** start Raw data **
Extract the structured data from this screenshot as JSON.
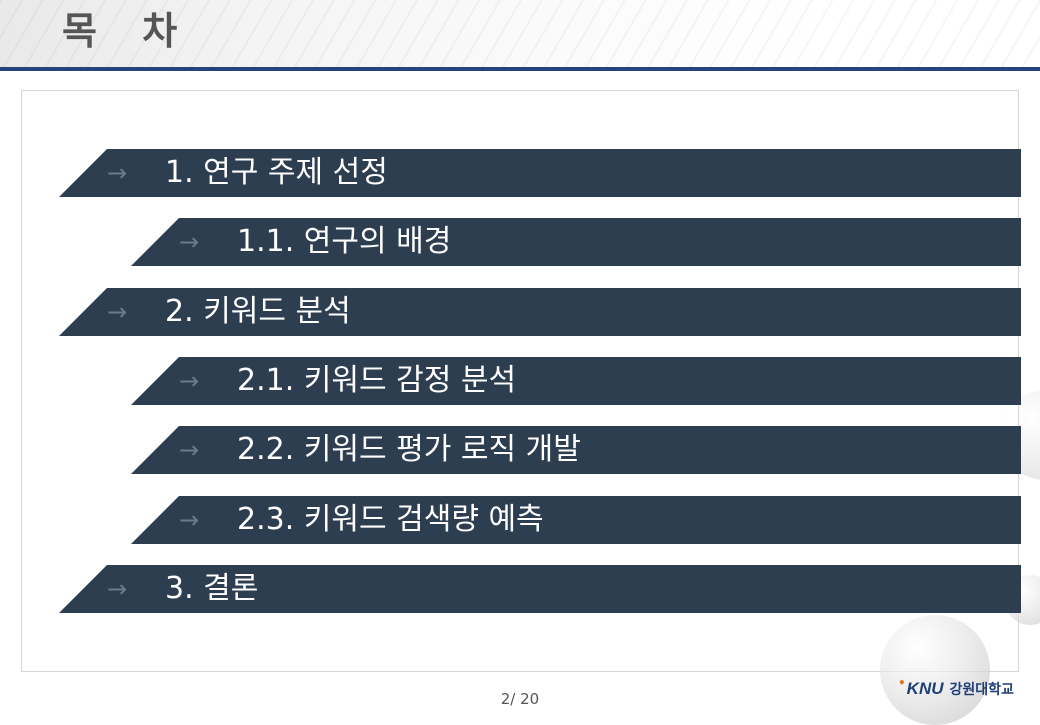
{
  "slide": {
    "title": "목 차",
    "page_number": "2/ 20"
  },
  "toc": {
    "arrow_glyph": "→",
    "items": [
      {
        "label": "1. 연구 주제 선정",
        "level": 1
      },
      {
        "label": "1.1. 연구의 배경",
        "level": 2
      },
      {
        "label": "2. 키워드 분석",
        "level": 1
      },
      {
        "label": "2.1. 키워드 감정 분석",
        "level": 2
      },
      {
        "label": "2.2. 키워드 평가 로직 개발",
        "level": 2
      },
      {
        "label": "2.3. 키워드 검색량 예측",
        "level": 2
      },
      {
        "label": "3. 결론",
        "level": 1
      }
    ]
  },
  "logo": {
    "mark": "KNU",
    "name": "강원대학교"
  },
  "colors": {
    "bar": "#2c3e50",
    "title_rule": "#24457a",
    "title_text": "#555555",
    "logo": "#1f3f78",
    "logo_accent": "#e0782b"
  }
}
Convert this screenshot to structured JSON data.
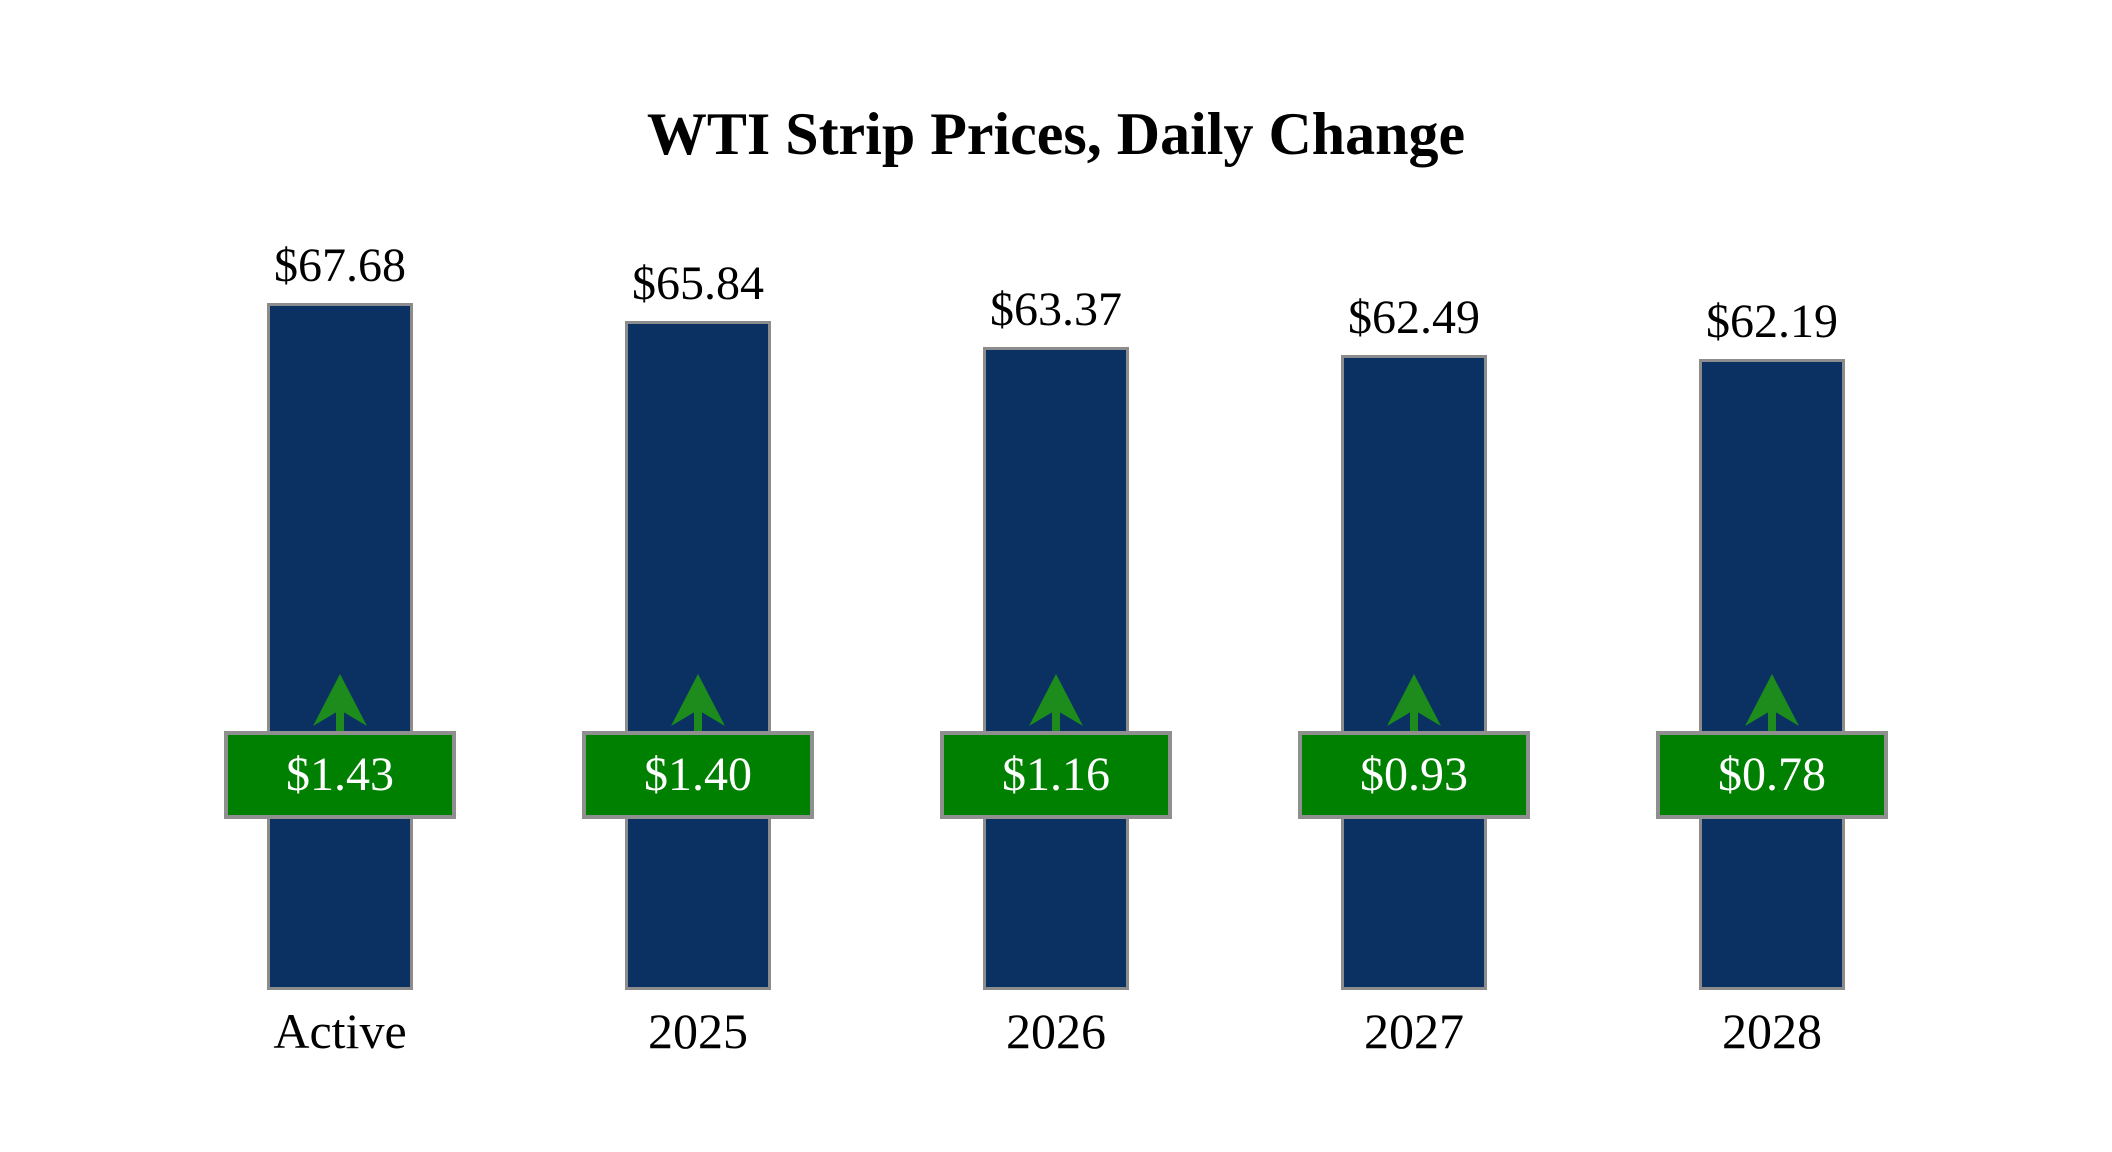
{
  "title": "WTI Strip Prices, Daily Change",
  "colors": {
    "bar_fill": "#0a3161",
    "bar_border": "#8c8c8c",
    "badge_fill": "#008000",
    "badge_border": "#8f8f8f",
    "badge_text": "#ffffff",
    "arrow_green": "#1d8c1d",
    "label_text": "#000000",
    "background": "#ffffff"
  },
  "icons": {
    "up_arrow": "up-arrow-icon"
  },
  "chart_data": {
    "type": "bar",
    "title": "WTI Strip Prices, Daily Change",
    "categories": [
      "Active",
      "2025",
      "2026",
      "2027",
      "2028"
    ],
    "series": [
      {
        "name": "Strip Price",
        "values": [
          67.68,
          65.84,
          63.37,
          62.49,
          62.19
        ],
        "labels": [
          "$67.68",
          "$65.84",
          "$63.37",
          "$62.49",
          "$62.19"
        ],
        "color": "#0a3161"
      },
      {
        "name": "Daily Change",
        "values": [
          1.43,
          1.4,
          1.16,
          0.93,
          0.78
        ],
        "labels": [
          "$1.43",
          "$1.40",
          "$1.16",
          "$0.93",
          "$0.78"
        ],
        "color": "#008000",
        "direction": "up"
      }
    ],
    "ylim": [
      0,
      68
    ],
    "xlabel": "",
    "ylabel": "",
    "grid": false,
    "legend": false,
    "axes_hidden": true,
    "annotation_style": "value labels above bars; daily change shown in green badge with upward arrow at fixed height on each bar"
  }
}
** end Raw data **
** start Raw data **
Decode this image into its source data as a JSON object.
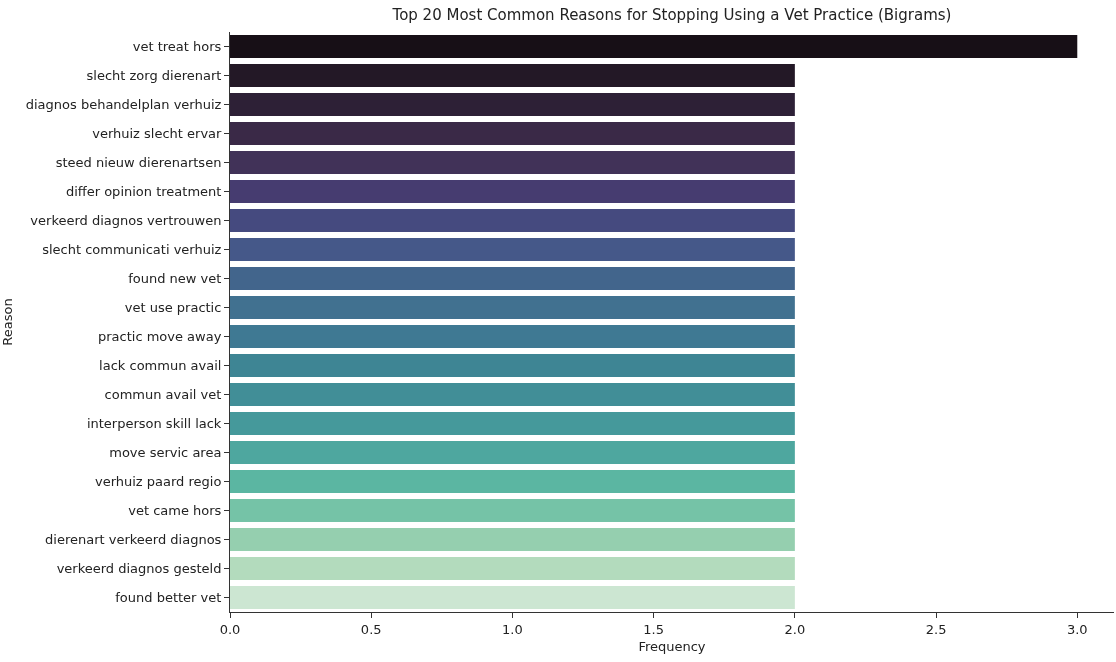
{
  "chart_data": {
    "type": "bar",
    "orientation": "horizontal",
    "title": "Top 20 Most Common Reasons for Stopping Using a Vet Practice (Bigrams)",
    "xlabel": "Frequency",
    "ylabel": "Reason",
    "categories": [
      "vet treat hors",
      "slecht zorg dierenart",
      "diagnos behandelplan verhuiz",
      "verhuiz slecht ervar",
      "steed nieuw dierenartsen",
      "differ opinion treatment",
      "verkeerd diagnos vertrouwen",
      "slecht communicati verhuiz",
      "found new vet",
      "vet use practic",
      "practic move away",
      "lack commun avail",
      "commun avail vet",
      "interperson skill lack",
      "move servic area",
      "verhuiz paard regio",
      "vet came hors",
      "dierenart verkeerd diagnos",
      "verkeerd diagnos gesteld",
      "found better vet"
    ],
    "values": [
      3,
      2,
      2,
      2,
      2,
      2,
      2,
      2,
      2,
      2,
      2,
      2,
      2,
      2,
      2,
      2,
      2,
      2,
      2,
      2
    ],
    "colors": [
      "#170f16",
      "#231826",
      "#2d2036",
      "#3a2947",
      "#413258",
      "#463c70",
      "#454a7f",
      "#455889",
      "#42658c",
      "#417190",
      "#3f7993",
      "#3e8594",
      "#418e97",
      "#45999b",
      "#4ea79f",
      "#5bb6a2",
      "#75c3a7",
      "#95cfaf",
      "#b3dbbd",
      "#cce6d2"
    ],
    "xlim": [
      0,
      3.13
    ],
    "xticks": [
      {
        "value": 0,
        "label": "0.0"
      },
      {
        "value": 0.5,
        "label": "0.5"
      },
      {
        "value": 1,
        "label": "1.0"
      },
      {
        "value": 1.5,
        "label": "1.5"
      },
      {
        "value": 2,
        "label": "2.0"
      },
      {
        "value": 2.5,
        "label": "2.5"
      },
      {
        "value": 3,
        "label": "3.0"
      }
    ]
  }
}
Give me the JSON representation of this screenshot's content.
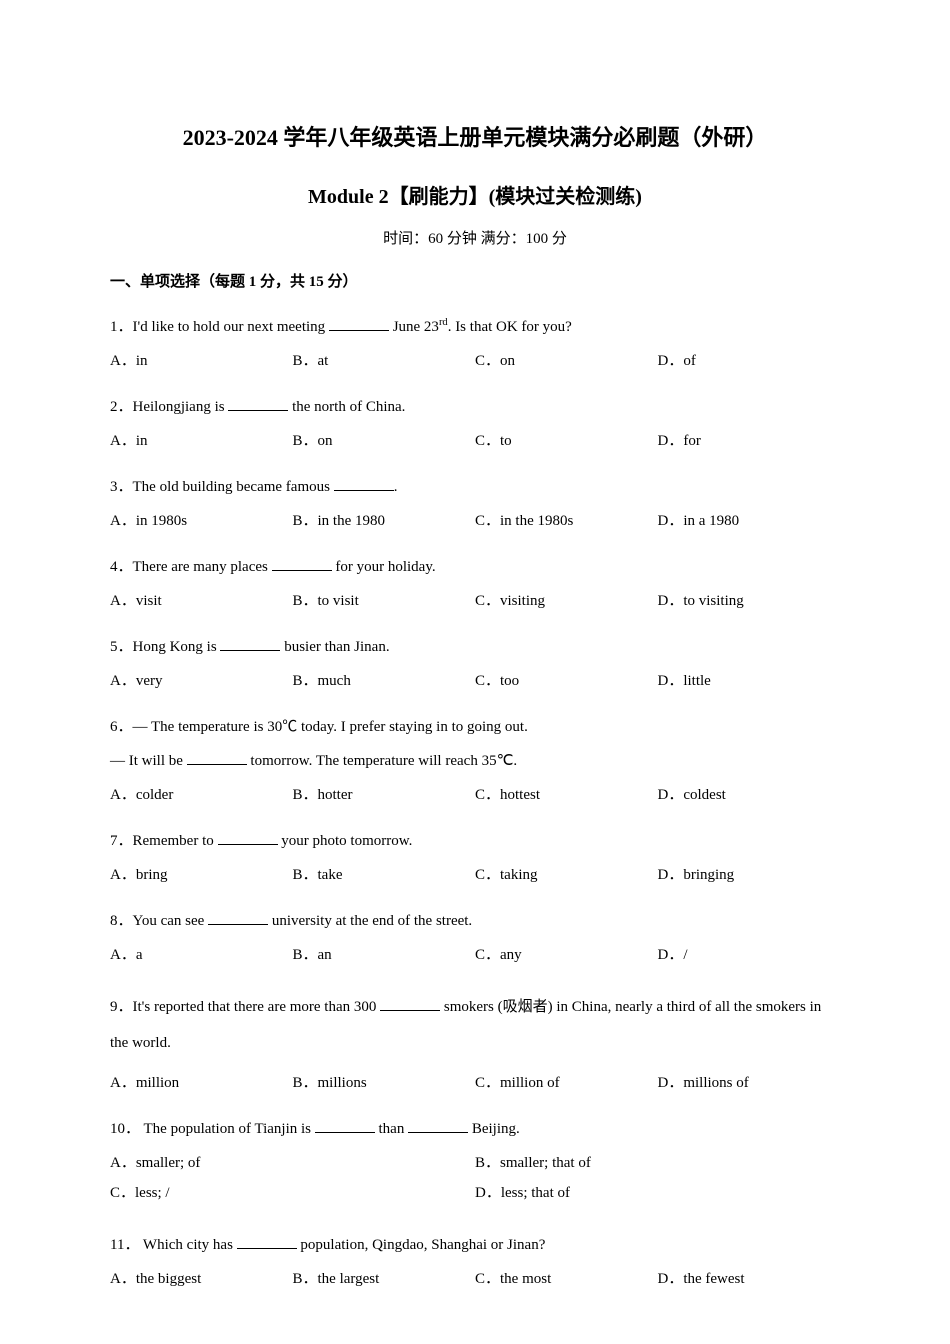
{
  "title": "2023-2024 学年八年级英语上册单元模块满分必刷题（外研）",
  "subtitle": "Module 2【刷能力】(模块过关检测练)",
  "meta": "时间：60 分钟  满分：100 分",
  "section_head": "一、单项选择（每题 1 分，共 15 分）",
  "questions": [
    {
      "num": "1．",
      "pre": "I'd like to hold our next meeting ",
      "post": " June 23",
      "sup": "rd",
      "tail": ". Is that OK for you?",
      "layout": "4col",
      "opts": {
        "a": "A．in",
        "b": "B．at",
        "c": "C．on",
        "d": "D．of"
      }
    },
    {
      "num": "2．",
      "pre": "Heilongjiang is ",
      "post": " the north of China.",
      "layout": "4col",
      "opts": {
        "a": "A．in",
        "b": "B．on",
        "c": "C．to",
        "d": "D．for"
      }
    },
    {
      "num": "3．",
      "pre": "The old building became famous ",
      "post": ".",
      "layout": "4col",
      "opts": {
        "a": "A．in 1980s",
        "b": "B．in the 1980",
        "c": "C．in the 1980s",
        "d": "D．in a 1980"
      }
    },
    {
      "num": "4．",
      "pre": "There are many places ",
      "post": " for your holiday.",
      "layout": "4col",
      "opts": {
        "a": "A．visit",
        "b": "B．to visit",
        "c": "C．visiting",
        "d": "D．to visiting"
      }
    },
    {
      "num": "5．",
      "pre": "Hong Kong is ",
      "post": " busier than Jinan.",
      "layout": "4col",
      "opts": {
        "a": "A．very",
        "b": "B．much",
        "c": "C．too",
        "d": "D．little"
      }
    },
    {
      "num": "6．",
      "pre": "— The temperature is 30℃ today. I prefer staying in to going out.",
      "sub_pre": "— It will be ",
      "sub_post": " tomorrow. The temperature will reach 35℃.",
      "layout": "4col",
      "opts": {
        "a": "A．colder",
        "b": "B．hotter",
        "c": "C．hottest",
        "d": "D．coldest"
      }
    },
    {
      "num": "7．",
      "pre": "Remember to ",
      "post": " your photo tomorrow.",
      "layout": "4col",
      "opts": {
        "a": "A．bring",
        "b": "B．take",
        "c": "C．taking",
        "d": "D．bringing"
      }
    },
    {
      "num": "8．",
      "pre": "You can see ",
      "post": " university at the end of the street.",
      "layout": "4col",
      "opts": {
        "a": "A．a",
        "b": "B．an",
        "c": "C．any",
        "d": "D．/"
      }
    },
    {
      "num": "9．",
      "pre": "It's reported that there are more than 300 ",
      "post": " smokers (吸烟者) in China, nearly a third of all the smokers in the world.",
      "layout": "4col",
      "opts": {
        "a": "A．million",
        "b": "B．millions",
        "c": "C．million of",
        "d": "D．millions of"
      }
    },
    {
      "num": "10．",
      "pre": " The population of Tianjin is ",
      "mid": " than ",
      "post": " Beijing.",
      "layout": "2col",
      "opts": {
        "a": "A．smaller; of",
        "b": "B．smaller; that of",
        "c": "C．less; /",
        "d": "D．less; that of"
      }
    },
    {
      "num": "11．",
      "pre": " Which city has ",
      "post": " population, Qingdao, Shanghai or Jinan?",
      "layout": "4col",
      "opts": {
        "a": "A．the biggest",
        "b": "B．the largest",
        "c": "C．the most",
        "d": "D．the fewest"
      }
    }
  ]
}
** end Raw data **
### Stated exercise:
Copy, from the material above, each line in which the string "ffffff" occurs.

### Answer to the task:
    "badge_text": "#ffffff",
    "background": "#ffffff"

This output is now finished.